■ Document section ■
Only 1 in 4 people surveyed as part of the study believed they were living up to their own creative potential, and more than half felt that creativity is being stifled by education systems, leading to limiting beliefs about who is creative or not, and that creativity it’s not that important.

The research tells both a story about what we are facing as humanity, and who we have become: our great collective forgetting that we are all creative beings is perhaps precisely the reason we find ourselves in dark & challenging times.

Remembering ourselves as creative beings is therefore an essential part of what is asked of us here and now as changemakers: I would go as far as suggesting that it is a vital part of our evolution as humanity – key to our capacity to be present with, and contribute to what lies before us.

I invite you to breathe with me as you read this. And imagine life reaching out a hand to each of us and all of us inviting us to re-activate an innate knowing: I am a creative being. I am a creative being!

Creativity is our natural, intrinsic life force energy. It exists within all of us.

And working with it, is in turn intrinsic to living and leading an authentic, liberated, healthy, joyful life.

When we don’t express our creative selves, we eventually become low; even depressed, sad, resentful, jealous, numb, rigid. This is a place of scarcity, of contraction. We lose our connection to the spirit of aliveness, to our heart’s whispers. We tend to shut down in many ways, and become a smaller, less expansive version of ourselves. Our emotional range gets limited. We become more machine-like.

We look to the outside for information about ourselves, in particular our worthiness, and we internalise messages from the outside about ourselves: that we are not enough for example, or that we are too much.  Which tends to lead us to compare and contrast ourselves with others, and look to others to validate us, or grant us a sense of  belonging.

We likely push for outcomes from a tight place within, yet get surprised when whatever it is we are creating is not flowing.

Perhaps you know a version of what this feels like.

Accepting the invitation to remember our creative selves is a tender thing.

We are going to need to practise compassion, patience, kindness, gentleness, and remind ourselves that at the heart of it is a journey of unlearning separation and profoundly re-connect with life.

In its essence it is a journey of moving inward – into ourselves – and downwards: nurturing our relationship to Earth: life’s very self-sustaining root-system.

As our creative selves begin to re-emerge, little by little we start operating from a sense aliveness again.

We make decisions and create things from what brings us joy, ease, peace, expansion. Our wants and desires instead of obligations, or any need to prove ourselves, be successful or perfect.

A sense of awe and wonder starts to emerge and bubble up within us, as we now have a direct phone line to our hearts and other parts of the web of life.

We begin to trust ourselves more and can therefore start to trust in life more: in life’s capacity to regenerate, in our own capacity to regenerate.

Creativity is the essence of regeneration.

And saying yes to this moment’s invitation to remember ourselves as creative beings is therefore possibly one of the biggest liberating shifts we can undertake in our lifetime.

■ Spatial annotation records ■
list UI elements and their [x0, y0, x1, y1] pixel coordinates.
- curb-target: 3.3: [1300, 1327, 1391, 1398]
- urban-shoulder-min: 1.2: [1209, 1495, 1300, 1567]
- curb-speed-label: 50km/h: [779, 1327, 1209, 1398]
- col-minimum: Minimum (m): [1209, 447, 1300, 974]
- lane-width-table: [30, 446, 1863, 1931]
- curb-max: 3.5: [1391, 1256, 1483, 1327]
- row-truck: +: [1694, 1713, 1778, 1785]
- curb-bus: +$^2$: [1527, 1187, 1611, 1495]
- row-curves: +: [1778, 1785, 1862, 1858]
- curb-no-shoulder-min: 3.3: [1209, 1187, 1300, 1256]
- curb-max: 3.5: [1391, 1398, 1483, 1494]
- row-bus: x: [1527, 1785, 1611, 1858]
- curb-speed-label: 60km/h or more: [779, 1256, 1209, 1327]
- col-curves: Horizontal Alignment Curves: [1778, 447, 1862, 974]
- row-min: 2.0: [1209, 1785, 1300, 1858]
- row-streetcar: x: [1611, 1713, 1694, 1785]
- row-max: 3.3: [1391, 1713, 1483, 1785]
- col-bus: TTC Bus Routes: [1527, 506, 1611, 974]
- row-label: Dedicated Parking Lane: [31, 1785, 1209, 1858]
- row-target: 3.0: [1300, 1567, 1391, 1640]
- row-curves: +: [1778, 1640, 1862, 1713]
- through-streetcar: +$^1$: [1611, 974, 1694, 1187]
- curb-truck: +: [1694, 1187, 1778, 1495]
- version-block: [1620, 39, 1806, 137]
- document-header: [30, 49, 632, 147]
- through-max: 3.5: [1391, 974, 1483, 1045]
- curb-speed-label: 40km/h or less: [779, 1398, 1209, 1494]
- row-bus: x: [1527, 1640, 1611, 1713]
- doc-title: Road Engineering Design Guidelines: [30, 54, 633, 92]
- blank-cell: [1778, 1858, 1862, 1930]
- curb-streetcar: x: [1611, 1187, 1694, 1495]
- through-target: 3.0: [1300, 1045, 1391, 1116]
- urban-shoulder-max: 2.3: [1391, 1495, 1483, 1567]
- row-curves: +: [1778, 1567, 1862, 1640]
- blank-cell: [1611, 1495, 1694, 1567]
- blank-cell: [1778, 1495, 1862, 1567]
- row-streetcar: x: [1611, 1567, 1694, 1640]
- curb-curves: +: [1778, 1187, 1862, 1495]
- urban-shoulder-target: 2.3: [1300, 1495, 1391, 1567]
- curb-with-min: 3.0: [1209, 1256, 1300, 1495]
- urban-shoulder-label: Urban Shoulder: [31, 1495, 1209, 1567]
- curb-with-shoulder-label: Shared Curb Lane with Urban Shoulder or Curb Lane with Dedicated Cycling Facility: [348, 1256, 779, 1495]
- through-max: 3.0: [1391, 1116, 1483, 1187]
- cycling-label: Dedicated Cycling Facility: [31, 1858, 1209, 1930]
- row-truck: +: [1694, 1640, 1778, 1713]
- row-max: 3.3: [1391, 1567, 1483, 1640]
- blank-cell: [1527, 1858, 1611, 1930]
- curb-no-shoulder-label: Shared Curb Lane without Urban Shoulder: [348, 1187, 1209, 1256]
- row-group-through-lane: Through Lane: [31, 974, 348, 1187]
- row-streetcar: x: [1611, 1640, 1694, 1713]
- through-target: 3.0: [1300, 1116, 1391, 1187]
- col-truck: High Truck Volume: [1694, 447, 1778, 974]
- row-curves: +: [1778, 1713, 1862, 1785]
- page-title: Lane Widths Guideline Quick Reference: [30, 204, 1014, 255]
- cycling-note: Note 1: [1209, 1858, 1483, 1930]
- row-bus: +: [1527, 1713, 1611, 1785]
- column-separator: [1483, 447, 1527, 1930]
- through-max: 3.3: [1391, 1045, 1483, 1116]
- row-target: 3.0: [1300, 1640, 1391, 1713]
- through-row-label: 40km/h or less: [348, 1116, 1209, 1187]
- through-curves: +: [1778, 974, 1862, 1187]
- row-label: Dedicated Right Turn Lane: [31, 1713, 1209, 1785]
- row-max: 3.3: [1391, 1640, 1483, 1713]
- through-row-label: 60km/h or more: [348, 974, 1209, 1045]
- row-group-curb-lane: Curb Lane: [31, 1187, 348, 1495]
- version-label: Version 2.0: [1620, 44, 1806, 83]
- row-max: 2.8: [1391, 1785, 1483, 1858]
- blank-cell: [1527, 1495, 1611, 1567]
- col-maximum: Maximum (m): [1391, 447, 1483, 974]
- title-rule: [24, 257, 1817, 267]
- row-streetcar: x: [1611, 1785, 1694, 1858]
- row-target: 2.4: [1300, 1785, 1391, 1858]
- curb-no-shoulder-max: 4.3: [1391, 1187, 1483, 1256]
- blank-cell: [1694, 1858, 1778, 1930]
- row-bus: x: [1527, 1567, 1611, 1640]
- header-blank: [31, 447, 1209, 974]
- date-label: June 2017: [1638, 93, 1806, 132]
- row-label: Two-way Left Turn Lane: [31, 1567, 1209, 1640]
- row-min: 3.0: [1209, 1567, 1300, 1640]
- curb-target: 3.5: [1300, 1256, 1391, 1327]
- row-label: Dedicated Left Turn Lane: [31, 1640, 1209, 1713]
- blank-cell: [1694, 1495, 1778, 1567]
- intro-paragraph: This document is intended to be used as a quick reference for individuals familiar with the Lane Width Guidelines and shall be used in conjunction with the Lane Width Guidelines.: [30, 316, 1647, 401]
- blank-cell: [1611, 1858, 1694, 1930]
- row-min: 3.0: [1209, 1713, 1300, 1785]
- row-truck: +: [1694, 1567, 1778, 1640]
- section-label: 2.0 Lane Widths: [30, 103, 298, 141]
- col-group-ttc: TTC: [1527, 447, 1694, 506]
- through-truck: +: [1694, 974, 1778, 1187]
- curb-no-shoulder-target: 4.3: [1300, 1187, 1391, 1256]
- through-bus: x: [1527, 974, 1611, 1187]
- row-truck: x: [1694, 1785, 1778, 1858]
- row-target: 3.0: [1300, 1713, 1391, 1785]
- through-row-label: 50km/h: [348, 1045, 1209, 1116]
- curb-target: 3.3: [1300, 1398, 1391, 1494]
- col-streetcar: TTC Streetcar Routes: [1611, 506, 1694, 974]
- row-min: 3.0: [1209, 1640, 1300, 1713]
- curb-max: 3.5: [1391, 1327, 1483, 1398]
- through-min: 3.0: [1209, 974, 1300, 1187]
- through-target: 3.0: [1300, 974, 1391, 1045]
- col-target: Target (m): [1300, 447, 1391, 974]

■ The tasks ■
- A) Please decide whether each statement agrees with the creativity essay, answering yes or no and quoting the deciding words: (i) only one in four people surveyed believed they were living up to their own creative potential; (ii) creativity exists only in some people; (iii) creativity is the essence of regeneration.
- B) Update the creativity essay, starting with "Only 1 in 4" and going on through "lies before us.", with "humanity" changed to "a species".
- C) In the creativity essay, what did more than half of those surveyed feel is stifling creativity?

■ Solutions per task ■
- A)
(i) Yes: "Only 1 in 4 people surveyed as part of the study believed they were living up to their own creative potential"
(ii) No: "It exists within all of us."
(iii) Yes: "Creativity is the essence of regeneration."

- B)
Only 1 in 4 people surveyed as part of the study believed they were living up to their own creative potential, and more than half felt that creativity is being stifled by education systems, leading to limiting beliefs about who is creative or not, and that creativity it’s not that important.

The research tells both a story about what we are facing as a species, and who we have become: our great collective forgetting that we are all creative beings is perhaps precisely the reason we find ourselves in dark & challenging times.

Remembering ourselves as creative beings is therefore an essential part of what is asked of us here and now as changemakers: I would go as far as suggesting that it is a vital part of our evolution as a species – key to our capacity to be present with, and contribute to what lies before us.

- C) Education systems.